● **Work to do**
Repeat, exactly and completely, the entries shown underneath.

(A run of records)
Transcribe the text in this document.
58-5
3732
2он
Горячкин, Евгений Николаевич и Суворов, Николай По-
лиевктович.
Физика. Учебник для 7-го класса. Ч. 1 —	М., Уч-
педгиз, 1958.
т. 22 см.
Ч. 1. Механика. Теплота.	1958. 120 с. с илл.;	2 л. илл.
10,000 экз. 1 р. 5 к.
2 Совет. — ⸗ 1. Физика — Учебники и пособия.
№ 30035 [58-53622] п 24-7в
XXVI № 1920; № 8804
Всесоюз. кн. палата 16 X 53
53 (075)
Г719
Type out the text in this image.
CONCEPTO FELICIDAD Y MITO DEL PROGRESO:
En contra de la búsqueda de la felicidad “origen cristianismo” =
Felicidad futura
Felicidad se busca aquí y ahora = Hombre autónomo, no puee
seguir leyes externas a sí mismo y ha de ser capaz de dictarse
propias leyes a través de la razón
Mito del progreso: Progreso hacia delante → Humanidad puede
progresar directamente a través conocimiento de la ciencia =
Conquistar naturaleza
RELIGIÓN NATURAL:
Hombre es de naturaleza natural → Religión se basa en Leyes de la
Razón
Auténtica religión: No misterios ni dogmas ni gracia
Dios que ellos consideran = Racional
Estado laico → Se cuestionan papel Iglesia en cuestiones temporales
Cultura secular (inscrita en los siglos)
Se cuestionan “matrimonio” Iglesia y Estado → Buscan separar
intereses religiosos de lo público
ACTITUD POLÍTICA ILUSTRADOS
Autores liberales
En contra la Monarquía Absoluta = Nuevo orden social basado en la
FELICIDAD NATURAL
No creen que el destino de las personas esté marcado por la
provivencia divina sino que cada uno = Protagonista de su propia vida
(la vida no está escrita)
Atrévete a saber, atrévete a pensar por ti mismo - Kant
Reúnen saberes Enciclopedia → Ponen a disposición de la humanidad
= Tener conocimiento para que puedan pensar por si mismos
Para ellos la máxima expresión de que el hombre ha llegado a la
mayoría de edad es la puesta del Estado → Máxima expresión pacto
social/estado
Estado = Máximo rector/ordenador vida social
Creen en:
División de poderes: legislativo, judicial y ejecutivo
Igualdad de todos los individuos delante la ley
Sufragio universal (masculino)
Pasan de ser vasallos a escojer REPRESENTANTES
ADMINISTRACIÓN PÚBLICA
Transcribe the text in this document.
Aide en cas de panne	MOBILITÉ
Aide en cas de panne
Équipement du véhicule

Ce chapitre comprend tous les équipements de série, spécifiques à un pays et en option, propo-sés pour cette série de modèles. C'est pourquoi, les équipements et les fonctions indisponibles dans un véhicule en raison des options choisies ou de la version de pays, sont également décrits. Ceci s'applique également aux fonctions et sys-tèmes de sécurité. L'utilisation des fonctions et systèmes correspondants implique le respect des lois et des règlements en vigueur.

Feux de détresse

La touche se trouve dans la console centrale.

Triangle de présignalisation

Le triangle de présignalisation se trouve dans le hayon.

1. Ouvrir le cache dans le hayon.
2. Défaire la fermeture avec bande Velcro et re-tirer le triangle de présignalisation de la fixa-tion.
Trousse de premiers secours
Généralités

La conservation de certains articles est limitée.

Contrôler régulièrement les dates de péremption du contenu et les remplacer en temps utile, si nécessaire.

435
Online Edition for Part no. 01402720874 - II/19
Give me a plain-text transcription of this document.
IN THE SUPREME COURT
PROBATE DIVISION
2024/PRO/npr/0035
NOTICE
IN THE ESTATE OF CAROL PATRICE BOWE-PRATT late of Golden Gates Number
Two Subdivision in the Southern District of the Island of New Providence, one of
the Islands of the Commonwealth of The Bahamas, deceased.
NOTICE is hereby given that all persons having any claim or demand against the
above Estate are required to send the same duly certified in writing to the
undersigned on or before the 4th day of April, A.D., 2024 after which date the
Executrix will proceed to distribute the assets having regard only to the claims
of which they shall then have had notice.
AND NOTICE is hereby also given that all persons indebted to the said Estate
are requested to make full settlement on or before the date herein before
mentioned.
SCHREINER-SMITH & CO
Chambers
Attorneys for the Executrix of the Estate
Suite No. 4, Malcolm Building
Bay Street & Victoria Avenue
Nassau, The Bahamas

● **Correct answer**
Transcribe the text in this document.
58-5
3732
2он
Горячкин, Евгений Николаевич и Суворов, Николай По-
лиевктович.
Физика. Учебник для 7-го класса. Ч. 1 —	М., Уч-
педгиз, 1958.
т. 22 см.
Ч. 1. Механика. Теплота.	1958. 120 с. с илл.;	2 л. илл.
10,000 экз. 1 р. 5 к.
2 Совет. — ⸗ 1. Физика — Учебники и пособия.
№ 30035 [58-53622] п 24-7в
XXVI № 1920; № 8804
Всесоюз. кн. палата 16 X 53
53 (075)
Г719
Type out the text in this image.
CONCEPTO FELICIDAD Y MITO DEL PROGRESO:
En contra de la búsqueda de la felicidad “origen cristianismo” =
Felicidad futura
Felicidad se busca aquí y ahora = Hombre autónomo, no puee
seguir leyes externas a sí mismo y ha de ser capaz de dictarse
propias leyes a través de la razón
Mito del progreso: Progreso hacia delante → Humanidad puede
progresar directamente a través conocimiento de la ciencia =
Conquistar naturaleza
RELIGIÓN NATURAL:
Hombre es de naturaleza natural → Religión se basa en Leyes de la
Razón
Auténtica religión: No misterios ni dogmas ni gracia
Dios que ellos consideran = Racional
Estado laico → Se cuestionan papel Iglesia en cuestiones temporales
Cultura secular (inscrita en los siglos)
Se cuestionan “matrimonio” Iglesia y Estado → Buscan separar
intereses religiosos de lo público
ACTITUD POLÍTICA ILUSTRADOS
Autores liberales
En contra la Monarquía Absoluta = Nuevo orden social basado en la
FELICIDAD NATURAL
No creen que el destino de las personas esté marcado por la
provivencia divina sino que cada uno = Protagonista de su propia vida
(la vida no está escrita)
Atrévete a saber, atrévete a pensar por ti mismo - Kant
Reúnen saberes Enciclopedia → Ponen a disposición de la humanidad
= Tener conocimiento para que puedan pensar por si mismos
Para ellos la máxima expresión de que el hombre ha llegado a la
mayoría de edad es la puesta del Estado → Máxima expresión pacto
social/estado
Estado = Máximo rector/ordenador vida social
Creen en:
División de poderes: legislativo, judicial y ejecutivo
Igualdad de todos los individuos delante la ley
Sufragio universal (masculino)
Pasan de ser vasallos a escojer REPRESENTANTES
ADMINISTRACIÓN PÚBLICA
Transcribe the text in this document.
Aide en cas de panne	MOBILITÉ
Aide en cas de panne
Équipement du véhicule

Ce chapitre comprend tous les équipements de série, spécifiques à un pays et en option, propo-sés pour cette série de modèles. C'est pourquoi, les équipements et les fonctions indisponibles dans un véhicule en raison des options choisies ou de la version de pays, sont également décrits. Ceci s'applique également aux fonctions et sys-tèmes de sécurité. L'utilisation des fonctions et systèmes correspondants implique le respect des lois et des règlements en vigueur.

Feux de détresse

La touche se trouve dans la console centrale.

Triangle de présignalisation

Le triangle de présignalisation se trouve dans le hayon.

1. Ouvrir le cache dans le hayon.
2. Défaire la fermeture avec bande Velcro et re-tirer le triangle de présignalisation de la fixa-tion.
Trousse de premiers secours
Généralités

La conservation de certains articles est limitée.

Contrôler régulièrement les dates de péremption du contenu et les remplacer en temps utile, si nécessaire.

435
Online Edition for Part no. 01402720874 - II/19
Give me a plain-text transcription of this document.
IN THE SUPREME COURT
PROBATE DIVISION
2024/PRO/npr/0035
NOTICE
IN THE ESTATE OF CAROL PATRICE BOWE-PRATT late of Golden Gates Number
Two Subdivision in the Southern District of the Island of New Providence, one of
the Islands of the Commonwealth of The Bahamas, deceased.
NOTICE is hereby given that all persons having any claim or demand against the
above Estate are required to send the same duly certified in writing to the
undersigned on or before the 4th day of April, A.D., 2024 after which date the
Executrix will proceed to distribute the assets having regard only to the claims
of which they shall then have had notice.
AND NOTICE is hereby also given that all persons indebted to the said Estate
are requested to make full settlement on or before the date herein before
mentioned.
SCHREINER-SMITH & CO
Chambers
Attorneys for the Executrix of the Estate
Suite No. 4, Malcolm Building
Bay Street & Victoria Avenue
Nassau, The Bahamas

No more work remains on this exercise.